**Source data**

━━━━━━━━━━━━━━━━

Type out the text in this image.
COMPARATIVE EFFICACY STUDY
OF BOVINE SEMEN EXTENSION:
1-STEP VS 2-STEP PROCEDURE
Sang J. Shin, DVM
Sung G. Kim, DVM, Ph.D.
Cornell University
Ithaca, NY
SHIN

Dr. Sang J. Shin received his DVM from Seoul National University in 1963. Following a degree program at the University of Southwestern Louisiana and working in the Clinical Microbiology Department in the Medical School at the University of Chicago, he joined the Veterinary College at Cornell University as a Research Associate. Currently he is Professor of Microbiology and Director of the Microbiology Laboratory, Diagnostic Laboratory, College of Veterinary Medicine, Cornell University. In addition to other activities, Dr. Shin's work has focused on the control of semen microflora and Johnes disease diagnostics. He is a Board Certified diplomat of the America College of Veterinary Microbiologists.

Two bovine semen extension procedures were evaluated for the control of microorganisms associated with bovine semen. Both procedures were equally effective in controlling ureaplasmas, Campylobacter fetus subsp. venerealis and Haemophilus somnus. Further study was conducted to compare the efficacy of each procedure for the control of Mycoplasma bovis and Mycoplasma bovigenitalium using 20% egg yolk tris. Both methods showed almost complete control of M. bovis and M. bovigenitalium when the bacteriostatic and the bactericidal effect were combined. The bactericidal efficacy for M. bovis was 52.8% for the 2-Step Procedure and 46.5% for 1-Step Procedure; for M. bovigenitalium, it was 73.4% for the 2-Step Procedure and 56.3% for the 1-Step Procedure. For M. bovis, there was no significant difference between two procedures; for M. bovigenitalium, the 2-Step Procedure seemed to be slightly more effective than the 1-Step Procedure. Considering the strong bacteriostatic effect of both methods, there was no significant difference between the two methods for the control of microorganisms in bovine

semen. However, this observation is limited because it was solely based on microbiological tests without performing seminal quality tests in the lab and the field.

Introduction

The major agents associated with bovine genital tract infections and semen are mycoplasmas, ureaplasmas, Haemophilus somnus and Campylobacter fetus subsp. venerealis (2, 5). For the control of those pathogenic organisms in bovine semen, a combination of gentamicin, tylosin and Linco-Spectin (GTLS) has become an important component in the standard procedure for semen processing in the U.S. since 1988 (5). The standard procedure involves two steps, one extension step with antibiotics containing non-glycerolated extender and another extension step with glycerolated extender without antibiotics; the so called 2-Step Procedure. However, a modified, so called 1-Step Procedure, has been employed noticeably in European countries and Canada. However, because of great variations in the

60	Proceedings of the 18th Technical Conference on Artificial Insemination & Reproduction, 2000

━━━━━━━━━━━━━━━━

**Work instruction**
Retype all of the records above without a single alteration.

**Result**
Type out the text in this image.
COMPARATIVE EFFICACY STUDY
OF BOVINE SEMEN EXTENSION:
1-STEP VS 2-STEP PROCEDURE
Sang J. Shin, DVM
Sung G. Kim, DVM, Ph.D.
Cornell University
Ithaca, NY
SHIN

Dr. Sang J. Shin received his DVM from Seoul National University in 1963. Following a degree program at the University of Southwestern Louisiana and working in the Clinical Microbiology Department in the Medical School at the University of Chicago, he joined the Veterinary College at Cornell University as a Research Associate. Currently he is Professor of Microbiology and Director of the Microbiology Laboratory, Diagnostic Laboratory, College of Veterinary Medicine, Cornell University. In addition to other activities, Dr. Shin's work has focused on the control of semen microflora and Johnes disease diagnostics. He is a Board Certified diplomat of the America College of Veterinary Microbiologists.

Two bovine semen extension procedures were evaluated for the control of microorganisms associated with bovine semen. Both procedures were equally effective in controlling ureaplasmas, Campylobacter fetus subsp. venerealis and Haemophilus somnus. Further study was conducted to compare the efficacy of each procedure for the control of Mycoplasma bovis and Mycoplasma bovigenitalium using 20% egg yolk tris. Both methods showed almost complete control of M. bovis and M. bovigenitalium when the bacteriostatic and the bactericidal effect were combined. The bactericidal efficacy for M. bovis was 52.8% for the 2-Step Procedure and 46.5% for 1-Step Procedure; for M. bovigenitalium, it was 73.4% for the 2-Step Procedure and 56.3% for the 1-Step Procedure. For M. bovis, there was no significant difference between two procedures; for M. bovigenitalium, the 2-Step Procedure seemed to be slightly more effective than the 1-Step Procedure. Considering the strong bacteriostatic effect of both methods, there was no significant difference between the two methods for the control of microorganisms in bovine

semen. However, this observation is limited because it was solely based on microbiological tests without performing seminal quality tests in the lab and the field.

Introduction

The major agents associated with bovine genital tract infections and semen are mycoplasmas, ureaplasmas, Haemophilus somnus and Campylobacter fetus subsp. venerealis (2, 5). For the control of those pathogenic organisms in bovine semen, a combination of gentamicin, tylosin and Linco-Spectin (GTLS) has become an important component in the standard procedure for semen processing in the U.S. since 1988 (5). The standard procedure involves two steps, one extension step with antibiotics containing non-glycerolated extender and another extension step with glycerolated extender without antibiotics; the so called 2-Step Procedure. However, a modified, so called 1-Step Procedure, has been employed noticeably in European countries and Canada. However, because of great variations in the

60	Proceedings of the 18th Technical Conference on Artificial Insemination & Reproduction, 2000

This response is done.